Start of Provided data
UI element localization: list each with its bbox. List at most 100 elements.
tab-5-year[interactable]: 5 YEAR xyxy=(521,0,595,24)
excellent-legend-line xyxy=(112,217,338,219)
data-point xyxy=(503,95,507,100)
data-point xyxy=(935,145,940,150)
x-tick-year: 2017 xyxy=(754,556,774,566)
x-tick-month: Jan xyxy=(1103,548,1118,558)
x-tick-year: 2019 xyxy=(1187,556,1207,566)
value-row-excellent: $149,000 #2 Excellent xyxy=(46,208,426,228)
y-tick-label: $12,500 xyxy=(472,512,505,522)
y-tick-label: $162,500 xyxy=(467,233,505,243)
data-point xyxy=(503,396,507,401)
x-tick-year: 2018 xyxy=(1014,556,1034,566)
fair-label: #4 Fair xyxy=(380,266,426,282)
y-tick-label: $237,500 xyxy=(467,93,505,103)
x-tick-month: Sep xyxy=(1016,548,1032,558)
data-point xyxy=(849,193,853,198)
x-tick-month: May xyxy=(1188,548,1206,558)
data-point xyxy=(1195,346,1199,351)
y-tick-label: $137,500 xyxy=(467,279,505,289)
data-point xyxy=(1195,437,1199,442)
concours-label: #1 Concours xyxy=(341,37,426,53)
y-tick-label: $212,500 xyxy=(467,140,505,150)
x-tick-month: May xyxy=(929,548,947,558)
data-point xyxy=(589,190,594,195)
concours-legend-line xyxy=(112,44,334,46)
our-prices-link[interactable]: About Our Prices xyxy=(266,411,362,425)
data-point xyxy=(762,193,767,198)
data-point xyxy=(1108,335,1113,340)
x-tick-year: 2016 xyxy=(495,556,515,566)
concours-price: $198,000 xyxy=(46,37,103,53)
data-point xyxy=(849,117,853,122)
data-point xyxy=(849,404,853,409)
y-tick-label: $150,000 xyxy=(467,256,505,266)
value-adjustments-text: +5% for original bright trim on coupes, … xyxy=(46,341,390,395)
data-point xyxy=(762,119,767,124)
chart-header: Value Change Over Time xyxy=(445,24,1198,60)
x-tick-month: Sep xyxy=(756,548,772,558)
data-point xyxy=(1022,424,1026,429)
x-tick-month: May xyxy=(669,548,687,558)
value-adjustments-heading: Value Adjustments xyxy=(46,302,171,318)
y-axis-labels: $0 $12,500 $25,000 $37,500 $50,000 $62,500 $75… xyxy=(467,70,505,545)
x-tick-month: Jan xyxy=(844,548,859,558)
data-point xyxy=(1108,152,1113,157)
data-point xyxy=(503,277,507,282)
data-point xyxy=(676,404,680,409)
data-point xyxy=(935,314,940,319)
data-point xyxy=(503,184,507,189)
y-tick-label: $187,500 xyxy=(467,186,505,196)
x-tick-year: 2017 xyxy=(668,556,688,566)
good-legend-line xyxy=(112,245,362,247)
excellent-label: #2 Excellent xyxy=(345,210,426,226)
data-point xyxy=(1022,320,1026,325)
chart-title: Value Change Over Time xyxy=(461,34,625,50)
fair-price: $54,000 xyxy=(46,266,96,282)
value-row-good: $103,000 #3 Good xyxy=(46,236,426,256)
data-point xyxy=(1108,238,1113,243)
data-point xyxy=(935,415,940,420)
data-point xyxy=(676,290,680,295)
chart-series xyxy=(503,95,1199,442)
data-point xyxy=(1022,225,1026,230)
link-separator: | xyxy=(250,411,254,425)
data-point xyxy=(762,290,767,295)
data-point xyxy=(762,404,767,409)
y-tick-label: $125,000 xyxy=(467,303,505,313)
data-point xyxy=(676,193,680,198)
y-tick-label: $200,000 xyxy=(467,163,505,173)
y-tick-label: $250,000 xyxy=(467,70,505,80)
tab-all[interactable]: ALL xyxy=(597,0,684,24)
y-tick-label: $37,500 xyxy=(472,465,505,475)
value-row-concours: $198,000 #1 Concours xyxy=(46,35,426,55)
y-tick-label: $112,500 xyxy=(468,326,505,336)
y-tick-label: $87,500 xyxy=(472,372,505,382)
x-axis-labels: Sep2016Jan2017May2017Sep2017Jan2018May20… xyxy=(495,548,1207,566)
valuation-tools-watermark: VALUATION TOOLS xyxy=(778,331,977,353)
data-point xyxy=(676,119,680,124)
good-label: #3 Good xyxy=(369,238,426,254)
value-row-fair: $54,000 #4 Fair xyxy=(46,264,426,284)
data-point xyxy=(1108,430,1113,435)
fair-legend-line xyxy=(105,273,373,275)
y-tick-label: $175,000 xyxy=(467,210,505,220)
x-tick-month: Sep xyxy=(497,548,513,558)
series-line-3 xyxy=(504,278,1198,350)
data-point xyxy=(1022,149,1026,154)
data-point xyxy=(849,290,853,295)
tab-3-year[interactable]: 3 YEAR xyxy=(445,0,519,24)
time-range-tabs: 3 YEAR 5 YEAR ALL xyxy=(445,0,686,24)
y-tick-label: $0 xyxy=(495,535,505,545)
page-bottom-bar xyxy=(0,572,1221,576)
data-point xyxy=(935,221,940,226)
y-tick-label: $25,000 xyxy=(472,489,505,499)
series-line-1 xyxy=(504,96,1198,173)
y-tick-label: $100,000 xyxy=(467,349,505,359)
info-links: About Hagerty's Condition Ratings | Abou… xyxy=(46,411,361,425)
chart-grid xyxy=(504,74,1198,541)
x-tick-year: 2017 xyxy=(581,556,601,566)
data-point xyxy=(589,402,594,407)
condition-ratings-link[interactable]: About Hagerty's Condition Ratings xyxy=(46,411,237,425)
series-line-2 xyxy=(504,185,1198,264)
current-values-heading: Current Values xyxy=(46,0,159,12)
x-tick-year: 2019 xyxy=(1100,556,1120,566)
End of Provided data
Start of Provided data
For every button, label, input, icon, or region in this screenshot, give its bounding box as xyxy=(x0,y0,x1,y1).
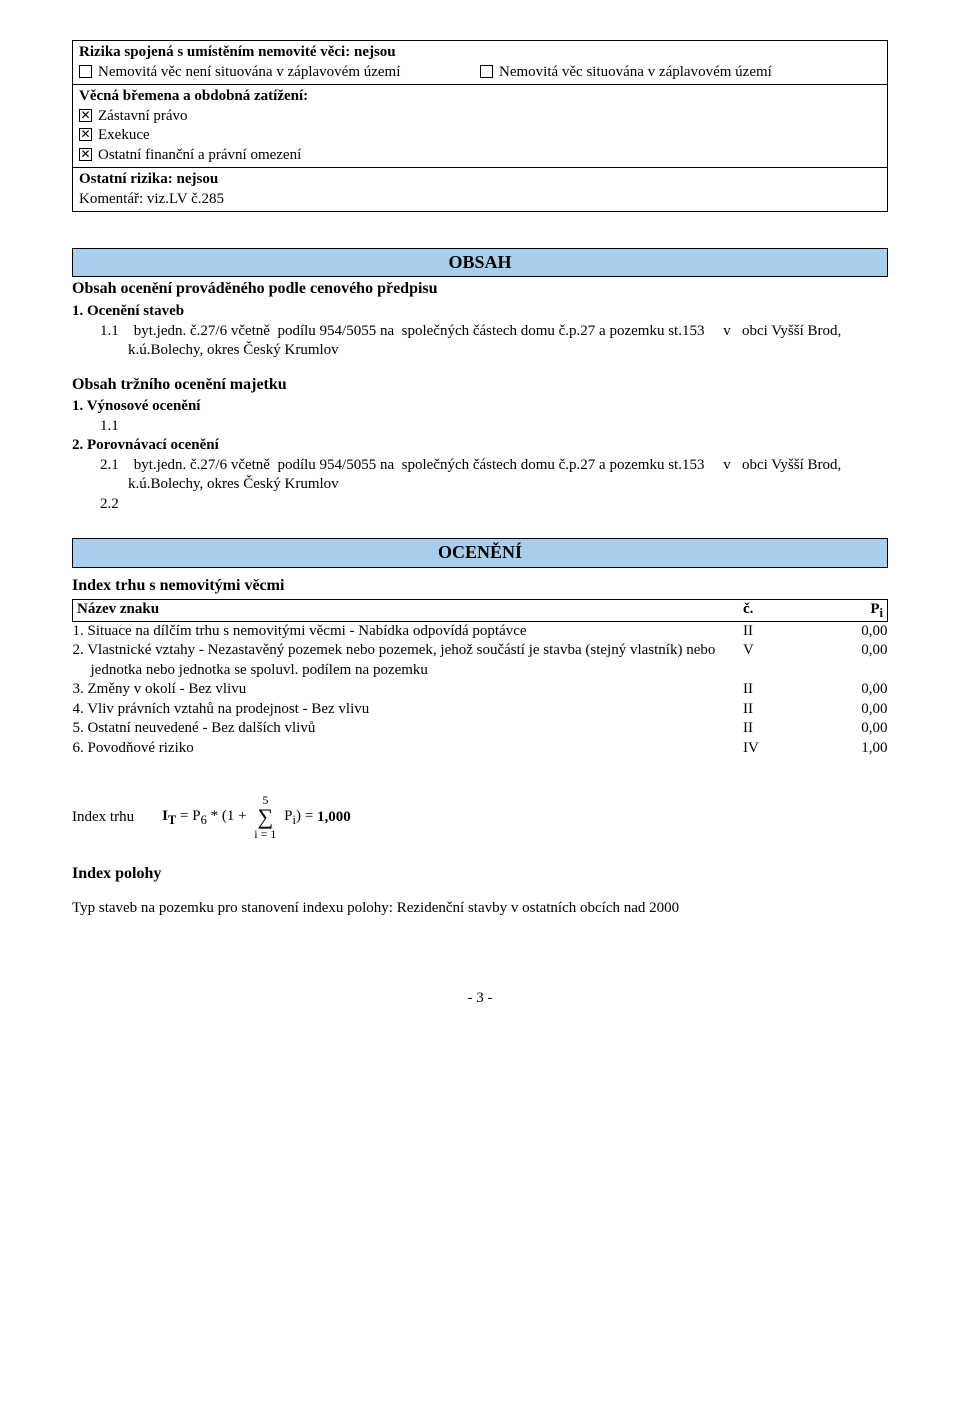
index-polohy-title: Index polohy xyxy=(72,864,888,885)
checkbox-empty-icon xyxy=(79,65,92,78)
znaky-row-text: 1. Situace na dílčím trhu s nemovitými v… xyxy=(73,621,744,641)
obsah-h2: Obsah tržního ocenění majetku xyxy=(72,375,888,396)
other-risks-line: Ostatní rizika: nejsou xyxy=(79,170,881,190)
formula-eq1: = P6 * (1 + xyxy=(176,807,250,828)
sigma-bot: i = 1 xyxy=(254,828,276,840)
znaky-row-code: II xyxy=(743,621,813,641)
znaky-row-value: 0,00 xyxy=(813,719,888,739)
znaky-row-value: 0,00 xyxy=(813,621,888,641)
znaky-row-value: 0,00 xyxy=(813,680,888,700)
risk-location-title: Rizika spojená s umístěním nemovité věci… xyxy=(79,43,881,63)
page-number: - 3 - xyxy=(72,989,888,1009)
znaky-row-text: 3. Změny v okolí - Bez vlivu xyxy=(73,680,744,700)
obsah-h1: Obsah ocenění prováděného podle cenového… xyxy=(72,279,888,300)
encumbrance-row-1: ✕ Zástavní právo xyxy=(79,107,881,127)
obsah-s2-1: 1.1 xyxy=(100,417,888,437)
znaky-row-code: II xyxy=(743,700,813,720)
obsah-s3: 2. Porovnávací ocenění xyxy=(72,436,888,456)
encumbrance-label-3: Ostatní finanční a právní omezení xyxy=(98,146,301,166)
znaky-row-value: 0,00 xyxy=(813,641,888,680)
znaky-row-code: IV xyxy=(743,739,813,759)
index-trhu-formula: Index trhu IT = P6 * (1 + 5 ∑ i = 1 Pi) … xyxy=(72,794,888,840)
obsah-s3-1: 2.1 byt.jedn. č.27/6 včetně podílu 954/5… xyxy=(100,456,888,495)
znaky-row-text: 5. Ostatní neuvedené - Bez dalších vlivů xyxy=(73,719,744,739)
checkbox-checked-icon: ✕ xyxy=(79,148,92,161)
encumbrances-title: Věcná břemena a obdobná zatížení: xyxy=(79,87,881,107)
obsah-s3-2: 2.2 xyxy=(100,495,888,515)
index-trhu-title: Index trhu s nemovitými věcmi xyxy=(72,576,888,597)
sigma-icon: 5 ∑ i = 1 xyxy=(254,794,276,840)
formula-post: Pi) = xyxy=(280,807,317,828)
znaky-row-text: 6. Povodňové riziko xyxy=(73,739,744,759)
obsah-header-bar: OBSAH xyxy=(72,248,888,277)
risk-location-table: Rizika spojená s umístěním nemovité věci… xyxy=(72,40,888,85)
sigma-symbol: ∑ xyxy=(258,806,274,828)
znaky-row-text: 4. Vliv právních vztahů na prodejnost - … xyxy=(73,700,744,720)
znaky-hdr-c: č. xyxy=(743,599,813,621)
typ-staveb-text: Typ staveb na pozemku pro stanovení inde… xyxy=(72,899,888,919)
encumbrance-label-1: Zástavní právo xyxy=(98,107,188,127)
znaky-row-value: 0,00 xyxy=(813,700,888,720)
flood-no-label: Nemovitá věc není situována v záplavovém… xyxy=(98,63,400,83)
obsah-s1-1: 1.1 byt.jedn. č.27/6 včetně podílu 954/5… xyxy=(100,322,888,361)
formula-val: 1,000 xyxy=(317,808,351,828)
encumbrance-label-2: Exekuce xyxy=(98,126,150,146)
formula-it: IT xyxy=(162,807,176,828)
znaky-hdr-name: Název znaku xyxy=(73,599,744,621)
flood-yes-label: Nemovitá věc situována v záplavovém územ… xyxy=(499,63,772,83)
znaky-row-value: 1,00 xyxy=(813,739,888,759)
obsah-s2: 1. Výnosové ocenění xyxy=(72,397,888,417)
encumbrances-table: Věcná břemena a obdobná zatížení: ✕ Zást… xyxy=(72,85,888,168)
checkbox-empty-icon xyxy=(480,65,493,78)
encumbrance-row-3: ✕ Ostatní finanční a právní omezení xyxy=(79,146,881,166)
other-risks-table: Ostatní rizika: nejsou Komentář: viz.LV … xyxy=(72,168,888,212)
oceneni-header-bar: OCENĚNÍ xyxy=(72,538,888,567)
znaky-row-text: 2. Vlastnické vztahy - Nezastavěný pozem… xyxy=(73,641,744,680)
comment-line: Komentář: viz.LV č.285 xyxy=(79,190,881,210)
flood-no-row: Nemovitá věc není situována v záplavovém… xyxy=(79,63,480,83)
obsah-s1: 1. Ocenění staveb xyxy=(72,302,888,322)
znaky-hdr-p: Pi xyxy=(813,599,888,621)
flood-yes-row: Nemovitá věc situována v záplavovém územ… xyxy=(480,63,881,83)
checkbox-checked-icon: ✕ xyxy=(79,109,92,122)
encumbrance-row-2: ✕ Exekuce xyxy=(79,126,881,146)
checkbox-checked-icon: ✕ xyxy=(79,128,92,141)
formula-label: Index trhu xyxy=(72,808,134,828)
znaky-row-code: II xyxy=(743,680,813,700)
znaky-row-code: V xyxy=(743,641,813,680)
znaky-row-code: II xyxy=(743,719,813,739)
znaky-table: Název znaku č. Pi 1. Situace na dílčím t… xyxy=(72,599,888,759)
End of Provided data
◆ Work instructions:
Could you copy out the rows running from the one containing "UI element localization: list" down to the one containing "good-legend-line xyxy=(112,245,362,247)", including both of those, keeping every character unchanged?

◆ Solution to this problem:
UI element localization: list each with its bbox. List at most 100 elements.
tab-5-year[interactable]: 5 YEAR xyxy=(521,0,595,24)
excellent-legend-line xyxy=(112,217,338,219)
data-point xyxy=(503,95,507,100)
data-point xyxy=(935,145,940,150)
x-tick-year: 2017 xyxy=(754,556,774,566)
x-tick-month: Jan xyxy=(1103,548,1118,558)
x-tick-year: 2019 xyxy=(1187,556,1207,566)
value-row-excellent: $149,000 #2 Excellent xyxy=(46,208,426,228)
y-tick-label: $12,500 xyxy=(472,512,505,522)
y-tick-label: $162,500 xyxy=(467,233,505,243)
data-point xyxy=(503,396,507,401)
x-tick-year: 2018 xyxy=(1014,556,1034,566)
fair-label: #4 Fair xyxy=(380,266,426,282)
y-tick-label: $237,500 xyxy=(467,93,505,103)
x-tick-month: Sep xyxy=(1016,548,1032,558)
data-point xyxy=(849,193,853,198)
x-tick-month: May xyxy=(1188,548,1206,558)
data-point xyxy=(1195,346,1199,351)
y-tick-label: $137,500 xyxy=(467,279,505,289)
data-point xyxy=(1195,437,1199,442)
concours-label: #1 Concours xyxy=(341,37,426,53)
y-tick-label: $212,500 xyxy=(467,140,505,150)
x-tick-month: May xyxy=(929,548,947,558)
data-point xyxy=(589,190,594,195)
concours-legend-line xyxy=(112,44,334,46)
our-prices-link[interactable]: About Our Prices xyxy=(266,411,362,425)
data-point xyxy=(762,193,767,198)
data-point xyxy=(1108,335,1113,340)
x-tick-year: 2016 xyxy=(495,556,515,566)
concours-price: $198,000 xyxy=(46,37,103,53)
data-point xyxy=(849,117,853,122)
data-point xyxy=(849,404,853,409)
y-tick-label: $150,000 xyxy=(467,256,505,266)
value-adjustments-text: +5% for original bright trim on coupes, … xyxy=(46,341,390,395)
data-point xyxy=(762,119,767,124)
chart-header: Value Change Over Time xyxy=(445,24,1198,60)
x-tick-month: Sep xyxy=(756,548,772,558)
data-point xyxy=(1022,424,1026,429)
x-tick-month: May xyxy=(669,548,687,558)
value-adjustments-heading: Value Adjustments xyxy=(46,302,171,318)
y-axis-labels: $0 $12,500 $25,000 $37,500 $50,000 $62,500 $75… xyxy=(467,70,505,545)
x-tick-month: Jan xyxy=(844,548,859,558)
data-point xyxy=(1108,152,1113,157)
data-point xyxy=(503,277,507,282)
data-point xyxy=(676,404,680,409)
data-point xyxy=(935,314,940,319)
data-point xyxy=(503,184,507,189)
y-tick-label: $187,500 xyxy=(467,186,505,196)
x-tick-year: 2017 xyxy=(668,556,688,566)
good-legend-line xyxy=(112,245,362,247)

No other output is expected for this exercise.